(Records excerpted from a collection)
● ● ●

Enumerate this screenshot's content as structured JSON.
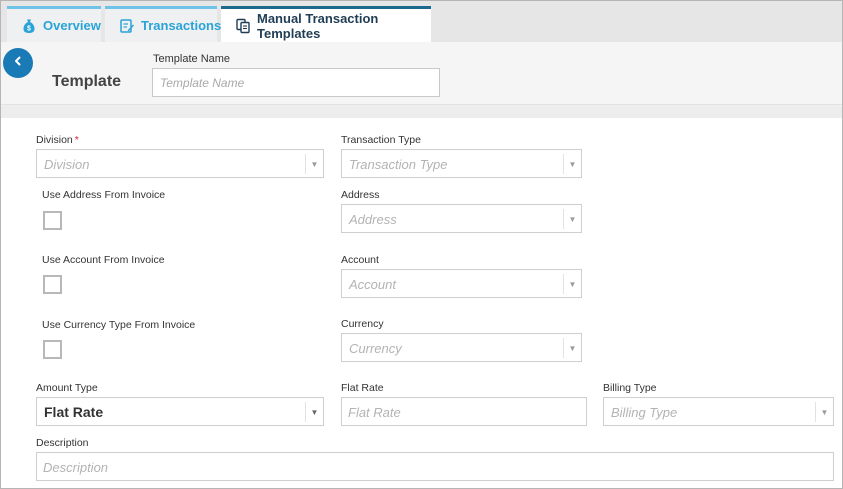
{
  "tabs": {
    "overview": {
      "label": "Overview",
      "icon": "money-bag-icon"
    },
    "transactions": {
      "label": "Transactions",
      "icon": "edit-document-icon"
    },
    "templates": {
      "label": "Manual Transaction Templates",
      "icon": "copy-documents-icon"
    }
  },
  "header": {
    "title": "Template",
    "template_name_label": "Template Name",
    "template_name_placeholder": "Template Name",
    "template_name_value": ""
  },
  "form": {
    "division": {
      "label": "Division",
      "required_mark": "*",
      "placeholder": "Division"
    },
    "transaction_type": {
      "label": "Transaction Type",
      "placeholder": "Transaction Type"
    },
    "use_address": {
      "label": "Use Address From Invoice",
      "checked": false
    },
    "address": {
      "label": "Address",
      "placeholder": "Address"
    },
    "use_account": {
      "label": "Use Account From Invoice",
      "checked": false
    },
    "account": {
      "label": "Account",
      "placeholder": "Account"
    },
    "use_currency": {
      "label": "Use Currency Type From Invoice",
      "checked": false
    },
    "currency": {
      "label": "Currency",
      "placeholder": "Currency"
    },
    "amount_type": {
      "label": "Amount Type",
      "value": "Flat Rate"
    },
    "flat_rate": {
      "label": "Flat Rate",
      "placeholder": "Flat Rate"
    },
    "billing_type": {
      "label": "Billing Type",
      "placeholder": "Billing Type"
    },
    "description": {
      "label": "Description",
      "placeholder": "Description"
    }
  },
  "colors": {
    "accent_blue": "#1a7ab5",
    "tab_text": "#2aa3d8",
    "active_tab_text": "#1f3d55",
    "required": "#d9252a"
  }
}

● ● ●

*Task description*.
Exclude the pictures. Write out the remaining data exactly.

*Complete response*.
Enumerate this screenshot's content as structured JSON.
{
  "tabs": {
    "overview": {
      "label": "Overview",
      "icon": "money-bag-icon"
    },
    "transactions": {
      "label": "Transactions",
      "icon": "edit-document-icon"
    },
    "templates": {
      "label": "Manual Transaction Templates",
      "icon": "copy-documents-icon"
    }
  },
  "header": {
    "title": "Template",
    "template_name_label": "Template Name",
    "template_name_placeholder": "Template Name",
    "template_name_value": ""
  },
  "form": {
    "division": {
      "label": "Division",
      "required_mark": "*",
      "placeholder": "Division"
    },
    "transaction_type": {
      "label": "Transaction Type",
      "placeholder": "Transaction Type"
    },
    "use_address": {
      "label": "Use Address From Invoice",
      "checked": false
    },
    "address": {
      "label": "Address",
      "placeholder": "Address"
    },
    "use_account": {
      "label": "Use Account From Invoice",
      "checked": false
    },
    "account": {
      "label": "Account",
      "placeholder": "Account"
    },
    "use_currency": {
      "label": "Use Currency Type From Invoice",
      "checked": false
    },
    "currency": {
      "label": "Currency",
      "placeholder": "Currency"
    },
    "amount_type": {
      "label": "Amount Type",
      "value": "Flat Rate"
    },
    "flat_rate": {
      "label": "Flat Rate",
      "placeholder": "Flat Rate"
    },
    "billing_type": {
      "label": "Billing Type",
      "placeholder": "Billing Type"
    },
    "description": {
      "label": "Description",
      "placeholder": "Description"
    }
  },
  "colors": {
    "accent_blue": "#1a7ab5",
    "tab_text": "#2aa3d8",
    "active_tab_text": "#1f3d55",
    "required": "#d9252a"
  }
}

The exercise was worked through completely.